Repeat each line of the material exactly.

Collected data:
★ ★ ★ ★ ★

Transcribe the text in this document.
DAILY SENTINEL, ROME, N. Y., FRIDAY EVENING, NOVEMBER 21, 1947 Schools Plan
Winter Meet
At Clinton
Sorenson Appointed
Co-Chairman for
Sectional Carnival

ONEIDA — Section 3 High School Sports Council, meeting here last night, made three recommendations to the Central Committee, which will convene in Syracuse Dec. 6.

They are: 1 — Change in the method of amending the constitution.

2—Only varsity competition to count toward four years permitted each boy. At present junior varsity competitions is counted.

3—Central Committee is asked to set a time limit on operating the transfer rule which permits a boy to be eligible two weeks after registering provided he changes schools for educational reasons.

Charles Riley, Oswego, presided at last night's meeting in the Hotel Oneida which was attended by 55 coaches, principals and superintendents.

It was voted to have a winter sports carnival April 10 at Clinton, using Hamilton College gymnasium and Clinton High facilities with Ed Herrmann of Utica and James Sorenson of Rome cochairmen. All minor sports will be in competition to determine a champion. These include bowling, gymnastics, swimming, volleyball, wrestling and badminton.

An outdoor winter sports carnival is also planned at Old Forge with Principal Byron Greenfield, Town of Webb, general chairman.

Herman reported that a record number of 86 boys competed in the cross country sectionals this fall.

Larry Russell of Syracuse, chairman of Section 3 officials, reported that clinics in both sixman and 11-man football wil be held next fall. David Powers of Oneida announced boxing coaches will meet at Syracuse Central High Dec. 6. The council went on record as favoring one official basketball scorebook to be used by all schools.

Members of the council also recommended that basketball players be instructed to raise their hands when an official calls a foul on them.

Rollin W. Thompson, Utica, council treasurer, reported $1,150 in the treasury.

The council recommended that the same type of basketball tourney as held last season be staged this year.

★ ★ ★ ★ ★

## THE ANSWER
Transcribe the text in this document.
DAILY SENTINEL, ROME, N. Y., FRIDAY EVENING, NOVEMBER 21, 1947 Schools Plan
Winter Meet
At Clinton
Sorenson Appointed
Co-Chairman for
Sectional Carnival

ONEIDA — Section 3 High School Sports Council, meeting here last night, made three recommendations to the Central Committee, which will convene in Syracuse Dec. 6.

They are: 1 — Change in the method of amending the constitution.

2—Only varsity competition to count toward four years permitted each boy. At present junior varsity competitions is counted.

3—Central Committee is asked to set a time limit on operating the transfer rule which permits a boy to be eligible two weeks after registering provided he changes schools for educational reasons.

Charles Riley, Oswego, presided at last night's meeting in the Hotel Oneida which was attended by 55 coaches, principals and superintendents.

It was voted to have a winter sports carnival April 10 at Clinton, using Hamilton College gymnasium and Clinton High facilities with Ed Herrmann of Utica and James Sorenson of Rome cochairmen. All minor sports will be in competition to determine a champion. These include bowling, gymnastics, swimming, volleyball, wrestling and badminton.

An outdoor winter sports carnival is also planned at Old Forge with Principal Byron Greenfield, Town of Webb, general chairman.

Herman reported that a record number of 86 boys competed in the cross country sectionals this fall.

Larry Russell of Syracuse, chairman of Section 3 officials, reported that clinics in both sixman and 11-man football wil be held next fall. David Powers of Oneida announced boxing coaches will meet at Syracuse Central High Dec. 6. The council went on record as favoring one official basketball scorebook to be used by all schools.

Members of the council also recommended that basketball players be instructed to raise their hands when an official calls a foul on them.

Rollin W. Thompson, Utica, council treasurer, reported $1,150 in the treasury.

The council recommended that the same type of basketball tourney as held last season be staged this year.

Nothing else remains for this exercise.